** Data provided **

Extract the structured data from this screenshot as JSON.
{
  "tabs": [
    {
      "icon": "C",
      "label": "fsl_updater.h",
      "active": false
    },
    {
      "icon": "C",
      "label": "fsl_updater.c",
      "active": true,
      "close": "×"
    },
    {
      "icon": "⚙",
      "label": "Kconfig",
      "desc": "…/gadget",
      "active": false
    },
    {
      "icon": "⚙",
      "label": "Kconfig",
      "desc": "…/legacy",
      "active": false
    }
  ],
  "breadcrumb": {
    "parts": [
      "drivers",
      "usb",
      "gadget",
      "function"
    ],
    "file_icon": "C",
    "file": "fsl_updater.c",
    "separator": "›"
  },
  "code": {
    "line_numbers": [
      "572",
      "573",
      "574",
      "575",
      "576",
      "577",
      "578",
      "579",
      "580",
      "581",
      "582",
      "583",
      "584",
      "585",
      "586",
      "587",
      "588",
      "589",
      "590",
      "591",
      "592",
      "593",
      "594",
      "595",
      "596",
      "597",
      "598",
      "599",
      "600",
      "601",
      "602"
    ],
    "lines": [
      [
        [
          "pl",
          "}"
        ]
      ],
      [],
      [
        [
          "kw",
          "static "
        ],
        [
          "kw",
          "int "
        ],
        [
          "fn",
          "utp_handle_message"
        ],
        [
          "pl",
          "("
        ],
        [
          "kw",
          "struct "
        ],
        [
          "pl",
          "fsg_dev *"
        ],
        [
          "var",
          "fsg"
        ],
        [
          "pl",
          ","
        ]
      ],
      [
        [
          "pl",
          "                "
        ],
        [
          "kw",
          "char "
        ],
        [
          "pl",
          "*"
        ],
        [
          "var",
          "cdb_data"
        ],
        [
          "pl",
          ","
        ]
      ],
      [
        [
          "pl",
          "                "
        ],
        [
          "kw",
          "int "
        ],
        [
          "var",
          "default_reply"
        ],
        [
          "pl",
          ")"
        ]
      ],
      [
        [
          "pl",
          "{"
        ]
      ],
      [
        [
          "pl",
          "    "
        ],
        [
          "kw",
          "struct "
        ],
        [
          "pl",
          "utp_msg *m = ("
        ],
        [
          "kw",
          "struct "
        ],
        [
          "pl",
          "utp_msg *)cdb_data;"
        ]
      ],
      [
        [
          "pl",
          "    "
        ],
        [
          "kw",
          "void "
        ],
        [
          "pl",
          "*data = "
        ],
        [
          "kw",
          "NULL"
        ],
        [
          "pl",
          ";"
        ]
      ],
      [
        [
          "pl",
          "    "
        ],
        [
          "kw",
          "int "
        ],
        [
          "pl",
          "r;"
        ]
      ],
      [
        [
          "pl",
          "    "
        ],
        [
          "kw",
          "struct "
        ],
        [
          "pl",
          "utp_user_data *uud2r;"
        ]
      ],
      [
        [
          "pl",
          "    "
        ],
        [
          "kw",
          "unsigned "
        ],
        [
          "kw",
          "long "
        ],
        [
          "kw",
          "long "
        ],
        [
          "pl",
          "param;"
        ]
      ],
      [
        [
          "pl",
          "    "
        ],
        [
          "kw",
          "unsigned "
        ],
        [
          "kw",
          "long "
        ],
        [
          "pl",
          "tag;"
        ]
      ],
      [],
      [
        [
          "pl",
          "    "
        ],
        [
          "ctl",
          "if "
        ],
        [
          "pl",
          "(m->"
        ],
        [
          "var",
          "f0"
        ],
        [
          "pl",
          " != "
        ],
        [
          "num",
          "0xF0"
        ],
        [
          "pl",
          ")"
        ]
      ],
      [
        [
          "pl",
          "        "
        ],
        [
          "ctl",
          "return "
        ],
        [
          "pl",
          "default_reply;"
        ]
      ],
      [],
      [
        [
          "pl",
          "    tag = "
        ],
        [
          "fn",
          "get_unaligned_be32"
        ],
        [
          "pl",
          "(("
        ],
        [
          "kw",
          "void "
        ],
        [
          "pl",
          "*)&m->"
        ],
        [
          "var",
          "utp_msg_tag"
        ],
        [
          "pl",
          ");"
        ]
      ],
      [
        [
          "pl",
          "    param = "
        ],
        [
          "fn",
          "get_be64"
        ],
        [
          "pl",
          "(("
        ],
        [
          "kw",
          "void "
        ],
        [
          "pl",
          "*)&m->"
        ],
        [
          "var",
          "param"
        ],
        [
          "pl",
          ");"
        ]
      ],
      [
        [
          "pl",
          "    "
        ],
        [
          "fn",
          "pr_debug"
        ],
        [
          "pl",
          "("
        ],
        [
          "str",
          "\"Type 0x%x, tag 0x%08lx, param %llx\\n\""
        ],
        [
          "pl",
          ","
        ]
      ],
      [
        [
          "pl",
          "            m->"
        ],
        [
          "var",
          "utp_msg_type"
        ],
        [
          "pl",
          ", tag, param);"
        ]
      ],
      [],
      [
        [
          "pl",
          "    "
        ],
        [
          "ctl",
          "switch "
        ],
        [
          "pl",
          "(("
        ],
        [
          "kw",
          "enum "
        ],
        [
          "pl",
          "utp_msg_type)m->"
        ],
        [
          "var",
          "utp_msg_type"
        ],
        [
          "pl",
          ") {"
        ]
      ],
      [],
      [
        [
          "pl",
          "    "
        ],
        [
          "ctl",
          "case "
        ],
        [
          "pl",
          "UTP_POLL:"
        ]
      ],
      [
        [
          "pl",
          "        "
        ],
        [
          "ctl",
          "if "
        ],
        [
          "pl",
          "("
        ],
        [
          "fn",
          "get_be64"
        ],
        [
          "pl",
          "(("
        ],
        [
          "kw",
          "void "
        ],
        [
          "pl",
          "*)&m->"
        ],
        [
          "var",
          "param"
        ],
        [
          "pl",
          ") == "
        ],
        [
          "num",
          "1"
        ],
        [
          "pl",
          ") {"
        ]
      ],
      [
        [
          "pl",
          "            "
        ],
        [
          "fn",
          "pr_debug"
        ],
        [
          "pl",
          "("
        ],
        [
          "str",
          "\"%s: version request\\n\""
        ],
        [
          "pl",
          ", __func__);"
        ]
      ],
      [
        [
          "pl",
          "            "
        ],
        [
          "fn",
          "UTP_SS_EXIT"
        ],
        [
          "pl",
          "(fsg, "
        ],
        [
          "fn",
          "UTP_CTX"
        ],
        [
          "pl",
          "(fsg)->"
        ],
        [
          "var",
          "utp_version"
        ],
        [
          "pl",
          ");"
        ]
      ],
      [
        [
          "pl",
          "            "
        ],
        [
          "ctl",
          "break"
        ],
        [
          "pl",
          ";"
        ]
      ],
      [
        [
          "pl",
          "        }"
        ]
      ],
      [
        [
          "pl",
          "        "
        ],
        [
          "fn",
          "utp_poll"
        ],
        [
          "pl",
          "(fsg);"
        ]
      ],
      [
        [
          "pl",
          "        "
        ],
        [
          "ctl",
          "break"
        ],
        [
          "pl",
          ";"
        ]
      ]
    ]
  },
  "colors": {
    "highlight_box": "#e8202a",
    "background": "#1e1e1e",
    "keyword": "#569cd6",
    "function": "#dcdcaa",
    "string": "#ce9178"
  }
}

** Exercise details **
Would you restate each of the entries word for word?

** Solution below **
Extract the structured data from this screenshot as JSON.
{
  "tabs": [
    {
      "icon": "C",
      "label": "fsl_updater.h",
      "active": false
    },
    {
      "icon": "C",
      "label": "fsl_updater.c",
      "active": true,
      "close": "×"
    },
    {
      "icon": "⚙",
      "label": "Kconfig",
      "desc": "…/gadget",
      "active": false
    },
    {
      "icon": "⚙",
      "label": "Kconfig",
      "desc": "…/legacy",
      "active": false
    }
  ],
  "breadcrumb": {
    "parts": [
      "drivers",
      "usb",
      "gadget",
      "function"
    ],
    "file_icon": "C",
    "file": "fsl_updater.c",
    "separator": "›"
  },
  "code": {
    "line_numbers": [
      "572",
      "573",
      "574",
      "575",
      "576",
      "577",
      "578",
      "579",
      "580",
      "581",
      "582",
      "583",
      "584",
      "585",
      "586",
      "587",
      "588",
      "589",
      "590",
      "591",
      "592",
      "593",
      "594",
      "595",
      "596",
      "597",
      "598",
      "599",
      "600",
      "601",
      "602"
    ],
    "lines": [
      [
        [
          "pl",
          "}"
        ]
      ],
      [],
      [
        [
          "kw",
          "static "
        ],
        [
          "kw",
          "int "
        ],
        [
          "fn",
          "utp_handle_message"
        ],
        [
          "pl",
          "("
        ],
        [
          "kw",
          "struct "
        ],
        [
          "pl",
          "fsg_dev *"
        ],
        [
          "var",
          "fsg"
        ],
        [
          "pl",
          ","
        ]
      ],
      [
        [
          "pl",
          "                "
        ],
        [
          "kw",
          "char "
        ],
        [
          "pl",
          "*"
        ],
        [
          "var",
          "cdb_data"
        ],
        [
          "pl",
          ","
        ]
      ],
      [
        [
          "pl",
          "                "
        ],
        [
          "kw",
          "int "
        ],
        [
          "var",
          "default_reply"
        ],
        [
          "pl",
          ")"
        ]
      ],
      [
        [
          "pl",
          "{"
        ]
      ],
      [
        [
          "pl",
          "    "
        ],
        [
          "kw",
          "struct "
        ],
        [
          "pl",
          "utp_msg *m = ("
        ],
        [
          "kw",
          "struct "
        ],
        [
          "pl",
          "utp_msg *)cdb_data;"
        ]
      ],
      [
        [
          "pl",
          "    "
        ],
        [
          "kw",
          "void "
        ],
        [
          "pl",
          "*data = "
        ],
        [
          "kw",
          "NULL"
        ],
        [
          "pl",
          ";"
        ]
      ],
      [
        [
          "pl",
          "    "
        ],
        [
          "kw",
          "int "
        ],
        [
          "pl",
          "r;"
        ]
      ],
      [
        [
          "pl",
          "    "
        ],
        [
          "kw",
          "struct "
        ],
        [
          "pl",
          "utp_user_data *uud2r;"
        ]
      ],
      [
        [
          "pl",
          "    "
        ],
        [
          "kw",
          "unsigned "
        ],
        [
          "kw",
          "long "
        ],
        [
          "kw",
          "long "
        ],
        [
          "pl",
          "param;"
        ]
      ],
      [
        [
          "pl",
          "    "
        ],
        [
          "kw",
          "unsigned "
        ],
        [
          "kw",
          "long "
        ],
        [
          "pl",
          "tag;"
        ]
      ],
      [],
      [
        [
          "pl",
          "    "
        ],
        [
          "ctl",
          "if "
        ],
        [
          "pl",
          "(m->"
        ],
        [
          "var",
          "f0"
        ],
        [
          "pl",
          " != "
        ],
        [
          "num",
          "0xF0"
        ],
        [
          "pl",
          ")"
        ]
      ],
      [
        [
          "pl",
          "        "
        ],
        [
          "ctl",
          "return "
        ],
        [
          "pl",
          "default_reply;"
        ]
      ],
      [],
      [
        [
          "pl",
          "    tag = "
        ],
        [
          "fn",
          "get_unaligned_be32"
        ],
        [
          "pl",
          "(("
        ],
        [
          "kw",
          "void "
        ],
        [
          "pl",
          "*)&m->"
        ],
        [
          "var",
          "utp_msg_tag"
        ],
        [
          "pl",
          ");"
        ]
      ],
      [
        [
          "pl",
          "    param = "
        ],
        [
          "fn",
          "get_be64"
        ],
        [
          "pl",
          "(("
        ],
        [
          "kw",
          "void "
        ],
        [
          "pl",
          "*)&m->"
        ],
        [
          "var",
          "param"
        ],
        [
          "pl",
          ");"
        ]
      ],
      [
        [
          "pl",
          "    "
        ],
        [
          "fn",
          "pr_debug"
        ],
        [
          "pl",
          "("
        ],
        [
          "str",
          "\"Type 0x%x, tag 0x%08lx, param %llx\\n\""
        ],
        [
          "pl",
          ","
        ]
      ],
      [
        [
          "pl",
          "            m->"
        ],
        [
          "var",
          "utp_msg_type"
        ],
        [
          "pl",
          ", tag, param);"
        ]
      ],
      [],
      [
        [
          "pl",
          "    "
        ],
        [
          "ctl",
          "switch "
        ],
        [
          "pl",
          "(("
        ],
        [
          "kw",
          "enum "
        ],
        [
          "pl",
          "utp_msg_type)m->"
        ],
        [
          "var",
          "utp_msg_type"
        ],
        [
          "pl",
          ") {"
        ]
      ],
      [],
      [
        [
          "pl",
          "    "
        ],
        [
          "ctl",
          "case "
        ],
        [
          "pl",
          "UTP_POLL:"
        ]
      ],
      [
        [
          "pl",
          "        "
        ],
        [
          "ctl",
          "if "
        ],
        [
          "pl",
          "("
        ],
        [
          "fn",
          "get_be64"
        ],
        [
          "pl",
          "(("
        ],
        [
          "kw",
          "void "
        ],
        [
          "pl",
          "*)&m->"
        ],
        [
          "var",
          "param"
        ],
        [
          "pl",
          ") == "
        ],
        [
          "num",
          "1"
        ],
        [
          "pl",
          ") {"
        ]
      ],
      [
        [
          "pl",
          "            "
        ],
        [
          "fn",
          "pr_debug"
        ],
        [
          "pl",
          "("
        ],
        [
          "str",
          "\"%s: version request\\n\""
        ],
        [
          "pl",
          ", __func__);"
        ]
      ],
      [
        [
          "pl",
          "            "
        ],
        [
          "fn",
          "UTP_SS_EXIT"
        ],
        [
          "pl",
          "(fsg, "
        ],
        [
          "fn",
          "UTP_CTX"
        ],
        [
          "pl",
          "(fsg)->"
        ],
        [
          "var",
          "utp_version"
        ],
        [
          "pl",
          ");"
        ]
      ],
      [
        [
          "pl",
          "            "
        ],
        [
          "ctl",
          "break"
        ],
        [
          "pl",
          ";"
        ]
      ],
      [
        [
          "pl",
          "        }"
        ]
      ],
      [
        [
          "pl",
          "        "
        ],
        [
          "fn",
          "utp_poll"
        ],
        [
          "pl",
          "(fsg);"
        ]
      ],
      [
        [
          "pl",
          "        "
        ],
        [
          "ctl",
          "break"
        ],
        [
          "pl",
          ";"
        ]
      ]
    ]
  },
  "colors": {
    "highlight_box": "#e8202a",
    "background": "#1e1e1e",
    "keyword": "#569cd6",
    "function": "#dcdcaa",
    "string": "#ce9178"
  }
}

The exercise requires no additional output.